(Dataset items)
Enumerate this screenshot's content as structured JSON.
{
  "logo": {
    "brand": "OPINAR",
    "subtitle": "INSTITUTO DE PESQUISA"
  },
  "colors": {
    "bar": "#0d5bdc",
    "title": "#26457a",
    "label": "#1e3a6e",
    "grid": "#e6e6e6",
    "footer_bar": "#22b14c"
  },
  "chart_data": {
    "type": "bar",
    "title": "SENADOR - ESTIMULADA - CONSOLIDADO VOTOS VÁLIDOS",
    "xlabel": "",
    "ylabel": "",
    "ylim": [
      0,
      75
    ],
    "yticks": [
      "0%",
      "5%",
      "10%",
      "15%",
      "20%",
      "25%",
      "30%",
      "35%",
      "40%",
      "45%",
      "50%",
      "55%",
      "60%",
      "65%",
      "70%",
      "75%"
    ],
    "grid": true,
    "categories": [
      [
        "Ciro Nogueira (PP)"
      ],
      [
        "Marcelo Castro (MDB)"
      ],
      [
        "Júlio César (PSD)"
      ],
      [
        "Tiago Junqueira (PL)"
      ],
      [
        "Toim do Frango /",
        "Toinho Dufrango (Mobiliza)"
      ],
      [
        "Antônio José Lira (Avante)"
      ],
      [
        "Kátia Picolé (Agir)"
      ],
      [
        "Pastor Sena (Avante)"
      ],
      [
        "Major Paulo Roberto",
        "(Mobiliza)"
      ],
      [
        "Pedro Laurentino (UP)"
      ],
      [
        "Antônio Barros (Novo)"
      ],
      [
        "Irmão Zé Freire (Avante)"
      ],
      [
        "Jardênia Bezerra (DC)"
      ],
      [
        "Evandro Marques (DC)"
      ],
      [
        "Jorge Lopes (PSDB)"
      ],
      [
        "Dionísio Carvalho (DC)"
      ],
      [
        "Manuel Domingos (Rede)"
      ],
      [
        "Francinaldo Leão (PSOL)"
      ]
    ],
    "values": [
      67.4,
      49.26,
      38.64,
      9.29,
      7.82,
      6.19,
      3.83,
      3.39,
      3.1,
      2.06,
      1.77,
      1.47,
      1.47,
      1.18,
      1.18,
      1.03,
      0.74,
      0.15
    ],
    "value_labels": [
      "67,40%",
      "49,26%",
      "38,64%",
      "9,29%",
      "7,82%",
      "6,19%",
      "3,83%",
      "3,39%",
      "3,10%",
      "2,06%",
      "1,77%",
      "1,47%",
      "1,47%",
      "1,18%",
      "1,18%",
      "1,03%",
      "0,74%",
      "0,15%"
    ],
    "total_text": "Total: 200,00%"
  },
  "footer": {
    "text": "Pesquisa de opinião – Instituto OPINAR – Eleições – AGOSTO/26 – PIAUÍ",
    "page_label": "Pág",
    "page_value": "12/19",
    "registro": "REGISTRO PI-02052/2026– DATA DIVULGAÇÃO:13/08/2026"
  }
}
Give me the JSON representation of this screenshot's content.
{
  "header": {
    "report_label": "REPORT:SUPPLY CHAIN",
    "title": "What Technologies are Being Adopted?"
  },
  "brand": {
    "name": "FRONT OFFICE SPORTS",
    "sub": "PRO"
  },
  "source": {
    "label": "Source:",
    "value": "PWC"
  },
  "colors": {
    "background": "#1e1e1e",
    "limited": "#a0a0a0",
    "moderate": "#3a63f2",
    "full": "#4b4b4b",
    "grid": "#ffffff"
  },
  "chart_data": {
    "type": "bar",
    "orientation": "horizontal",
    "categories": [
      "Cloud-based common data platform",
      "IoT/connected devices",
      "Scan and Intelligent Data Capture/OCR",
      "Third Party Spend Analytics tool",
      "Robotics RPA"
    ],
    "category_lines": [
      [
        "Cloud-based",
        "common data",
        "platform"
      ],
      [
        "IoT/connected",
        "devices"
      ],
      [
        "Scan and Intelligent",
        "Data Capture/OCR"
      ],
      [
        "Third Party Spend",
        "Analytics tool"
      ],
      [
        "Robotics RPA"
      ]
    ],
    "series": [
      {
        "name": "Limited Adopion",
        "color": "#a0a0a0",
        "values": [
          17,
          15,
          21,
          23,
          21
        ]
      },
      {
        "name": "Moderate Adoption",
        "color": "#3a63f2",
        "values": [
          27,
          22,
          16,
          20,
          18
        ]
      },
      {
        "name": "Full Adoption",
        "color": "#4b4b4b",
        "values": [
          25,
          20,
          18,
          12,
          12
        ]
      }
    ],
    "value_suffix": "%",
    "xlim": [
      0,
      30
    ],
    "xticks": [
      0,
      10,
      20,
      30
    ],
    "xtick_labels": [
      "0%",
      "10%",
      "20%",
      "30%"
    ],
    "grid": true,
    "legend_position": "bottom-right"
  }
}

EXERCISE TASK
Copy down the material exactly as written.

SOLUTION
Enumerate this screenshot's content as structured JSON.
{
  "logo": {
    "brand": "OPINAR",
    "subtitle": "INSTITUTO DE PESQUISA"
  },
  "colors": {
    "bar": "#0d5bdc",
    "title": "#26457a",
    "label": "#1e3a6e",
    "grid": "#e6e6e6",
    "footer_bar": "#22b14c"
  },
  "chart_data": {
    "type": "bar",
    "title": "SENADOR - ESTIMULADA - CONSOLIDADO VOTOS VÁLIDOS",
    "xlabel": "",
    "ylabel": "",
    "ylim": [
      0,
      75
    ],
    "yticks": [
      "0%",
      "5%",
      "10%",
      "15%",
      "20%",
      "25%",
      "30%",
      "35%",
      "40%",
      "45%",
      "50%",
      "55%",
      "60%",
      "65%",
      "70%",
      "75%"
    ],
    "grid": true,
    "categories": [
      [
        "Ciro Nogueira (PP)"
      ],
      [
        "Marcelo Castro (MDB)"
      ],
      [
        "Júlio César (PSD)"
      ],
      [
        "Tiago Junqueira (PL)"
      ],
      [
        "Toim do Frango /",
        "Toinho Dufrango (Mobiliza)"
      ],
      [
        "Antônio José Lira (Avante)"
      ],
      [
        "Kátia Picolé (Agir)"
      ],
      [
        "Pastor Sena (Avante)"
      ],
      [
        "Major Paulo Roberto",
        "(Mobiliza)"
      ],
      [
        "Pedro Laurentino (UP)"
      ],
      [
        "Antônio Barros (Novo)"
      ],
      [
        "Irmão Zé Freire (Avante)"
      ],
      [
        "Jardênia Bezerra (DC)"
      ],
      [
        "Evandro Marques (DC)"
      ],
      [
        "Jorge Lopes (PSDB)"
      ],
      [
        "Dionísio Carvalho (DC)"
      ],
      [
        "Manuel Domingos (Rede)"
      ],
      [
        "Francinaldo Leão (PSOL)"
      ]
    ],
    "values": [
      67.4,
      49.26,
      38.64,
      9.29,
      7.82,
      6.19,
      3.83,
      3.39,
      3.1,
      2.06,
      1.77,
      1.47,
      1.47,
      1.18,
      1.18,
      1.03,
      0.74,
      0.15
    ],
    "value_labels": [
      "67,40%",
      "49,26%",
      "38,64%",
      "9,29%",
      "7,82%",
      "6,19%",
      "3,83%",
      "3,39%",
      "3,10%",
      "2,06%",
      "1,77%",
      "1,47%",
      "1,47%",
      "1,18%",
      "1,18%",
      "1,03%",
      "0,74%",
      "0,15%"
    ],
    "total_text": "Total: 200,00%"
  },
  "footer": {
    "text": "Pesquisa de opinião – Instituto OPINAR – Eleições – AGOSTO/26 – PIAUÍ",
    "page_label": "Pág",
    "page_value": "12/19",
    "registro": "REGISTRO PI-02052/2026– DATA DIVULGAÇÃO:13/08/2026"
  }
}
Give me the JSON representation of this screenshot's content.
{
  "header": {
    "report_label": "REPORT:SUPPLY CHAIN",
    "title": "What Technologies are Being Adopted?"
  },
  "brand": {
    "name": "FRONT OFFICE SPORTS",
    "sub": "PRO"
  },
  "source": {
    "label": "Source:",
    "value": "PWC"
  },
  "colors": {
    "background": "#1e1e1e",
    "limited": "#a0a0a0",
    "moderate": "#3a63f2",
    "full": "#4b4b4b",
    "grid": "#ffffff"
  },
  "chart_data": {
    "type": "bar",
    "orientation": "horizontal",
    "categories": [
      "Cloud-based common data platform",
      "IoT/connected devices",
      "Scan and Intelligent Data Capture/OCR",
      "Third Party Spend Analytics tool",
      "Robotics RPA"
    ],
    "category_lines": [
      [
        "Cloud-based",
        "common data",
        "platform"
      ],
      [
        "IoT/connected",
        "devices"
      ],
      [
        "Scan and Intelligent",
        "Data Capture/OCR"
      ],
      [
        "Third Party Spend",
        "Analytics tool"
      ],
      [
        "Robotics RPA"
      ]
    ],
    "series": [
      {
        "name": "Limited Adopion",
        "color": "#a0a0a0",
        "values": [
          17,
          15,
          21,
          23,
          21
        ]
      },
      {
        "name": "Moderate Adoption",
        "color": "#3a63f2",
        "values": [
          27,
          22,
          16,
          20,
          18
        ]
      },
      {
        "name": "Full Adoption",
        "color": "#4b4b4b",
        "values": [
          25,
          20,
          18,
          12,
          12
        ]
      }
    ],
    "value_suffix": "%",
    "xlim": [
      0,
      30
    ],
    "xticks": [
      0,
      10,
      20,
      30
    ],
    "xtick_labels": [
      "0%",
      "10%",
      "20%",
      "30%"
    ],
    "grid": true,
    "legend_position": "bottom-right"
  }
}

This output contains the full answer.